* Stated problem *
Your task is to copy every line of the entries that contains "Tổng".

* Data excerpts *
__________________________________________________

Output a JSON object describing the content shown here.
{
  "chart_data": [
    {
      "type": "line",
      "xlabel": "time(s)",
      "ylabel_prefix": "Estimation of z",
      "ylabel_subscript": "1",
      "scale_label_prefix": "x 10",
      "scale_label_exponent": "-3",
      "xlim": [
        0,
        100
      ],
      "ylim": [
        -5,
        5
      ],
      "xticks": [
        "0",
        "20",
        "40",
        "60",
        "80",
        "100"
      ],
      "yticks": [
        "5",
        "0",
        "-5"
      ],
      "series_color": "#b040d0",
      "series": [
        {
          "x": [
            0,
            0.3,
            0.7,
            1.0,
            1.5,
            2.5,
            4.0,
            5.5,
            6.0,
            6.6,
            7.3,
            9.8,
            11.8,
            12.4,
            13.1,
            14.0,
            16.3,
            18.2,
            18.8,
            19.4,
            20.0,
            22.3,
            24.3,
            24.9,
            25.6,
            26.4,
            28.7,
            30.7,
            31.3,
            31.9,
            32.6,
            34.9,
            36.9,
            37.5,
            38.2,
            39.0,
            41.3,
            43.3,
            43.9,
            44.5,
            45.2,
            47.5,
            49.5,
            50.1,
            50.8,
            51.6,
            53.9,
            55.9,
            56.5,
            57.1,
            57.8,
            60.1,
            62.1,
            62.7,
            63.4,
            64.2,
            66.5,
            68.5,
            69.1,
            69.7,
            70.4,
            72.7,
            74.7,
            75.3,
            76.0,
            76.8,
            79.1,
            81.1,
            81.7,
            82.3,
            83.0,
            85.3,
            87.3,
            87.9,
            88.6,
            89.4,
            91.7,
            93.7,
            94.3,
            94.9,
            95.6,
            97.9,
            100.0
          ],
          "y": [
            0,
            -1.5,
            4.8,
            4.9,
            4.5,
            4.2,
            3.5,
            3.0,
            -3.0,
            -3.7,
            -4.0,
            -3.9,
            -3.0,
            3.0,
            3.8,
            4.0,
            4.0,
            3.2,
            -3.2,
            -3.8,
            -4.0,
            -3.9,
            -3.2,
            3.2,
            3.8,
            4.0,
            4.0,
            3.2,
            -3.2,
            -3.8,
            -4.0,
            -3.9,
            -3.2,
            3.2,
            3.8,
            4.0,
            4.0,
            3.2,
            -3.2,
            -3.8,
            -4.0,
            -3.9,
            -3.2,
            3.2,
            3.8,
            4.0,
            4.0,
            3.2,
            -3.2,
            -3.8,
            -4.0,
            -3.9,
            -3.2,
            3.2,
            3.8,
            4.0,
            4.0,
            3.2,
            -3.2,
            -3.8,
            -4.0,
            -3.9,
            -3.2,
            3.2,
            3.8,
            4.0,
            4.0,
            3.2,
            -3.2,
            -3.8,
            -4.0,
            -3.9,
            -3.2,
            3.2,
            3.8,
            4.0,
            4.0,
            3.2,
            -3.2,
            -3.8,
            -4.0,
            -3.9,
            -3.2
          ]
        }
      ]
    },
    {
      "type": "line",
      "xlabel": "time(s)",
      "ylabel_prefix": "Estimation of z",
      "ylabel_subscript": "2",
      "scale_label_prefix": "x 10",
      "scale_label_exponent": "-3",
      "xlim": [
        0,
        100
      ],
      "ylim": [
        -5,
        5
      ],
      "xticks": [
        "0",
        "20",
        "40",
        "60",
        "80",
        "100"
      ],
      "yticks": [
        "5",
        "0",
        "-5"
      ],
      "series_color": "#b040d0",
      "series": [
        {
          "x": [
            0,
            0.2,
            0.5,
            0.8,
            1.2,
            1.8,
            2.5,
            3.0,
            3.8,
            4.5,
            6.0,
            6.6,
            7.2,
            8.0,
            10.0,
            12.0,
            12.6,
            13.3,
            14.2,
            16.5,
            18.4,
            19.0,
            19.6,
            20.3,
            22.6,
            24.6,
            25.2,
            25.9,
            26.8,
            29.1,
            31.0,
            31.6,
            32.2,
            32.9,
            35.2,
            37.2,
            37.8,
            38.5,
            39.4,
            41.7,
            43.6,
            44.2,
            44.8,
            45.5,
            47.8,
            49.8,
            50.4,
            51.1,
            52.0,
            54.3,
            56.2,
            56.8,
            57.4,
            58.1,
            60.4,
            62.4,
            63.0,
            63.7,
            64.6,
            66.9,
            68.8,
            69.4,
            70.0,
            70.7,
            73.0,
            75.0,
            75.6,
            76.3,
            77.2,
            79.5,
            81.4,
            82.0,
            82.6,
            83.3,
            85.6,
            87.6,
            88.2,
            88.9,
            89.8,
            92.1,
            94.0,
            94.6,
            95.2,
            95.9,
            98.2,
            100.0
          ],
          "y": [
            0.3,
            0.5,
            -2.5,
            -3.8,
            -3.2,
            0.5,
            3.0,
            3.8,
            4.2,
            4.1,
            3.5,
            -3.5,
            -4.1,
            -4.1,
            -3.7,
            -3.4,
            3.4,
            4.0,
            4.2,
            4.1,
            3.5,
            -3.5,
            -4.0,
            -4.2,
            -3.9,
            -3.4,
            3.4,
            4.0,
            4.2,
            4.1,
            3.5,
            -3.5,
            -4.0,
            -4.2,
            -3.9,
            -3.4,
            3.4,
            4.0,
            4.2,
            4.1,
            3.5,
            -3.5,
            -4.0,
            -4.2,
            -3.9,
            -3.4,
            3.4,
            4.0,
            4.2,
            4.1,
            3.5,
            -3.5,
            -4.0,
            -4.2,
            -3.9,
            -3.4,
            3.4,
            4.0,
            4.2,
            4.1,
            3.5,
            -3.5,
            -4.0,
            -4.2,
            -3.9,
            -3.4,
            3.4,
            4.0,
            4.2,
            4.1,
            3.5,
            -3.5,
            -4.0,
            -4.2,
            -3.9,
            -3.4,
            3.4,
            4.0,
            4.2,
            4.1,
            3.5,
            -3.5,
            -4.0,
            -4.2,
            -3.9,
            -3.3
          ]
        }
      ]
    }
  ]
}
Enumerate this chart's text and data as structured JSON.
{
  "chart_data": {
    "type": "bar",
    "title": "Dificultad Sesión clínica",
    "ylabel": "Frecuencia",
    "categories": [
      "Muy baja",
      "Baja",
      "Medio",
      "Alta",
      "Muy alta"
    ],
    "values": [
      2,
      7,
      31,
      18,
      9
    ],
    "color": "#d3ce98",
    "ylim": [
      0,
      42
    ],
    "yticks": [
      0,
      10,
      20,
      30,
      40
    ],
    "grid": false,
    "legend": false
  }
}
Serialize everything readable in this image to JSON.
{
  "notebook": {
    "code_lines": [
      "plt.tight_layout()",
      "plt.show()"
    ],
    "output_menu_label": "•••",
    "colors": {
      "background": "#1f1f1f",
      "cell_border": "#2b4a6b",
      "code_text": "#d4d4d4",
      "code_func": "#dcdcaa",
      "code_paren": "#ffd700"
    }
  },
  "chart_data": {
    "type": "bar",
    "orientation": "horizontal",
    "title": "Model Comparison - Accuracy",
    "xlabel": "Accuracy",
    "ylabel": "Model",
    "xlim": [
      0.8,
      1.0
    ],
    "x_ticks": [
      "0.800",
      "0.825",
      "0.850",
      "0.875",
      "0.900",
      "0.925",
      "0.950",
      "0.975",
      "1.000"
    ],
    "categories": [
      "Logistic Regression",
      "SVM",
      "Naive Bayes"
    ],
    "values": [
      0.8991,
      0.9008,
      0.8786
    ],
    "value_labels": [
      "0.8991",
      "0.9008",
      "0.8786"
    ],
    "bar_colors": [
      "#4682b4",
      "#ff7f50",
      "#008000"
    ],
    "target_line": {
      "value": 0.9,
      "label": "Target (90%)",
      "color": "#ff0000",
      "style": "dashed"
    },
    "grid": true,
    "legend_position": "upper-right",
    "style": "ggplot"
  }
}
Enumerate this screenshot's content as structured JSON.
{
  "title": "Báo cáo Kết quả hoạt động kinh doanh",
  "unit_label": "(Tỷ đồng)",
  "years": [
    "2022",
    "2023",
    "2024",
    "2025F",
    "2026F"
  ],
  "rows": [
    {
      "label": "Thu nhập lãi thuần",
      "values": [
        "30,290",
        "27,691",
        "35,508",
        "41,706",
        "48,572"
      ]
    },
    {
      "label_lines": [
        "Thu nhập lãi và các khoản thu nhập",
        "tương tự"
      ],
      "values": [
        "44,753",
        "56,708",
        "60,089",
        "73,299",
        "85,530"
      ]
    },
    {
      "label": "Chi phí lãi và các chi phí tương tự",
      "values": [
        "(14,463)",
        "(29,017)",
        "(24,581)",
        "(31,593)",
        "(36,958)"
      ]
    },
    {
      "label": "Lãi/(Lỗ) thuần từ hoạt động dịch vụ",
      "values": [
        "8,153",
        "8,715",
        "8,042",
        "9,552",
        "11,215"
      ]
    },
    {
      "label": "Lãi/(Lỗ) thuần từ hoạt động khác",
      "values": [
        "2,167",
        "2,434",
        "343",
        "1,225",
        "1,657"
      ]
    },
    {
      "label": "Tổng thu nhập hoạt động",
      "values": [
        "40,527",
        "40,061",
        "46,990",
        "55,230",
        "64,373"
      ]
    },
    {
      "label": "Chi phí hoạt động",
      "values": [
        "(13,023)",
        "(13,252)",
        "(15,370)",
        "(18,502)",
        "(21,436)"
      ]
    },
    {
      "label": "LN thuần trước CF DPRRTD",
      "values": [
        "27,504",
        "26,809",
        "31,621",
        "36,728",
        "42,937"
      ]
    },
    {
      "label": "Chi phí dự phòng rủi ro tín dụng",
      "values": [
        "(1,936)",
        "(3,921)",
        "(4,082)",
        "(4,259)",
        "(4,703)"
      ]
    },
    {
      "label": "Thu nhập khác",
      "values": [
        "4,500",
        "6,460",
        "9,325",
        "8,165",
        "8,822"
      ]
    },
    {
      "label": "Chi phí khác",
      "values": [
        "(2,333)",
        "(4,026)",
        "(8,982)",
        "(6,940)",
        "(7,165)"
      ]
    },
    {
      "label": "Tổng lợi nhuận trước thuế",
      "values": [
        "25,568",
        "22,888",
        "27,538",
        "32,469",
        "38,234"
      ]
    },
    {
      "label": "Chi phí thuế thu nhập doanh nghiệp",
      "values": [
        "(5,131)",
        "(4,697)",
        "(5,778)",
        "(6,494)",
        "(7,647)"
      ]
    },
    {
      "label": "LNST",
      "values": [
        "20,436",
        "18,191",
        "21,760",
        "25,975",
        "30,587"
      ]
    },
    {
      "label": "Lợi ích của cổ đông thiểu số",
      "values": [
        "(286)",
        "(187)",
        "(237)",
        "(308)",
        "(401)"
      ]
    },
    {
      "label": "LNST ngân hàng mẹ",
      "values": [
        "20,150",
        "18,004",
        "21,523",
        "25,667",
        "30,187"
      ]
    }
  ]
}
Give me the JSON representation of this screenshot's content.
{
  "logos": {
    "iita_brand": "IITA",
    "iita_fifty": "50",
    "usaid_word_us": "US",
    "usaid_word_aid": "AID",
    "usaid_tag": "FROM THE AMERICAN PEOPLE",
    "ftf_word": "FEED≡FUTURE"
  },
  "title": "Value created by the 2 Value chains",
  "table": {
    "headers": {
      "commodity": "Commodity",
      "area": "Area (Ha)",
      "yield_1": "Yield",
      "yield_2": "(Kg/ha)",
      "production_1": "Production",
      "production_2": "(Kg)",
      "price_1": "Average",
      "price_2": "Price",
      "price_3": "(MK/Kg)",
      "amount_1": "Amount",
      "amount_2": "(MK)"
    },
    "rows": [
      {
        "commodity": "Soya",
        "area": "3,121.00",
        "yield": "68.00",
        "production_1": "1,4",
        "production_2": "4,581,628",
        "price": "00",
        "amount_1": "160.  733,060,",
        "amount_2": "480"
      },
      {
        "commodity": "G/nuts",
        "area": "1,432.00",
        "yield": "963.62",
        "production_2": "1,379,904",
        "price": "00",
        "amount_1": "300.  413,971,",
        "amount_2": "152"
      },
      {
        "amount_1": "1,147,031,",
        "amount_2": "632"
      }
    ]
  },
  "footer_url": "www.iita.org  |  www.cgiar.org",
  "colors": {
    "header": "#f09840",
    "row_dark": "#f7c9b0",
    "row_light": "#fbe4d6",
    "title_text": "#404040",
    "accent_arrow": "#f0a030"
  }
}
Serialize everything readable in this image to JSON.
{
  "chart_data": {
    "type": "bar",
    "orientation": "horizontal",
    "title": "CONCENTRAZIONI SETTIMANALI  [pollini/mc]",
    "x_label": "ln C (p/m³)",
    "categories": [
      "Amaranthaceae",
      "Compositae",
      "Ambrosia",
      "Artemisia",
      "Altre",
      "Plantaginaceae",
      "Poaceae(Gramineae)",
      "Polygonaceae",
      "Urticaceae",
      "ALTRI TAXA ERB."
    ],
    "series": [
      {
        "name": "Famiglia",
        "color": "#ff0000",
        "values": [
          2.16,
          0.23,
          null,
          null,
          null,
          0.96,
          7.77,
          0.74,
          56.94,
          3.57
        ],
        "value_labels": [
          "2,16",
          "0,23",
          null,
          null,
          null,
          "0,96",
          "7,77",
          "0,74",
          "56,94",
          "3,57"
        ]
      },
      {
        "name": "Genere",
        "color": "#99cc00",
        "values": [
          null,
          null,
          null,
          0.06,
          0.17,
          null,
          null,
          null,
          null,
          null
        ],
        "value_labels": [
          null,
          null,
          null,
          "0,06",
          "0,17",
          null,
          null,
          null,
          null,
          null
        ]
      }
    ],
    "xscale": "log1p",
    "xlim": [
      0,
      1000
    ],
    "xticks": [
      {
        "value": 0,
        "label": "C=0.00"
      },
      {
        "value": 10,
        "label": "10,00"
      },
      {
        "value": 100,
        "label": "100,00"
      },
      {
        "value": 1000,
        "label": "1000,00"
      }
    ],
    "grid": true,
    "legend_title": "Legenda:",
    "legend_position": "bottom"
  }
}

__________________________________________________

* Result of the exercise *
      "label": "Tổng thu nhập hoạt động",
      "label": "Tổng lợi nhuận trước thuế",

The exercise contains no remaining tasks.